Gather each line of the entries below that includes "laten".

--------------------------------

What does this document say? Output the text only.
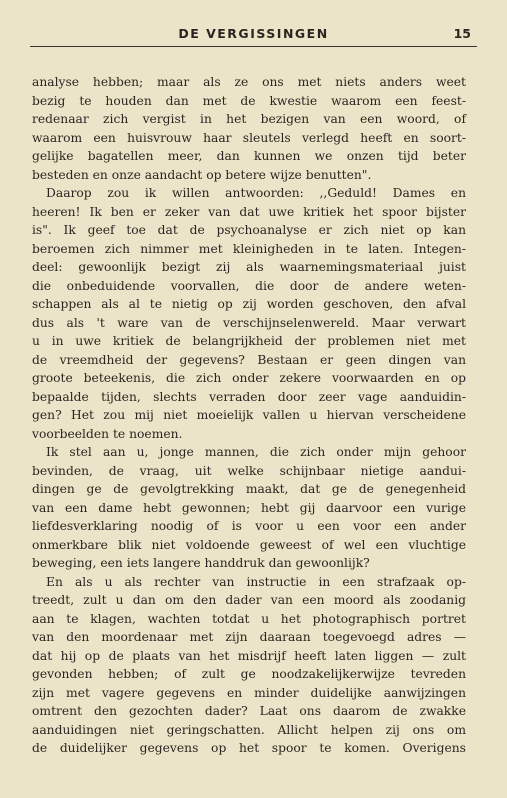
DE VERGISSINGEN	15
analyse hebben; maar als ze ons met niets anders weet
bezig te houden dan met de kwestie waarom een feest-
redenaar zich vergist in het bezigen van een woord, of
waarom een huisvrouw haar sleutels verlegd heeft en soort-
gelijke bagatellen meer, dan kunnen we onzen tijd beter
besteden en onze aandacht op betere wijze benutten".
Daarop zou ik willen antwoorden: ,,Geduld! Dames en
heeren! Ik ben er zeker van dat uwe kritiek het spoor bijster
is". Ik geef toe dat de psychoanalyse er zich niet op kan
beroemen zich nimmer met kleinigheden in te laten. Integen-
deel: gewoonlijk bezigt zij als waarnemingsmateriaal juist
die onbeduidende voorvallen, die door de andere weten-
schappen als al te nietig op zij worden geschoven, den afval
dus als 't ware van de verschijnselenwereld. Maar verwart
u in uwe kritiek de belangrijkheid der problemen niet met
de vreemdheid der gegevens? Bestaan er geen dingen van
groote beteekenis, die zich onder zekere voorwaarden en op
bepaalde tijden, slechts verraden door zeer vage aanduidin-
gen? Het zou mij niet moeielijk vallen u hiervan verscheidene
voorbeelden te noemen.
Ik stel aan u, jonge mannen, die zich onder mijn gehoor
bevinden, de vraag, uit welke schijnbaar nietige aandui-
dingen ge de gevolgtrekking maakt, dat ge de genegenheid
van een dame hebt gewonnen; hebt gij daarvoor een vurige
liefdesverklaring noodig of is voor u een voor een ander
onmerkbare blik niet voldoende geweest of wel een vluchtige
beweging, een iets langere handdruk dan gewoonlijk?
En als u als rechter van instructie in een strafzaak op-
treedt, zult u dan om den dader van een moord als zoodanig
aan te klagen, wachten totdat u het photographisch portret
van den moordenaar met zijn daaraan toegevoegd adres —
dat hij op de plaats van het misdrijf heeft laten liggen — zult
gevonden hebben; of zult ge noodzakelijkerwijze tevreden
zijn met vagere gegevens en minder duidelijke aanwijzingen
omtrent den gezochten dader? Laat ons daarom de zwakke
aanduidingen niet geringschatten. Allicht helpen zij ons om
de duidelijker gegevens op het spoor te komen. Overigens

--------------------------------

ANSWER TO THIS PROBLEM
beroemen zich nimmer met kleinigheden in te laten. Integen-
dat hij op de plaats van het misdrijf heeft laten liggen — zult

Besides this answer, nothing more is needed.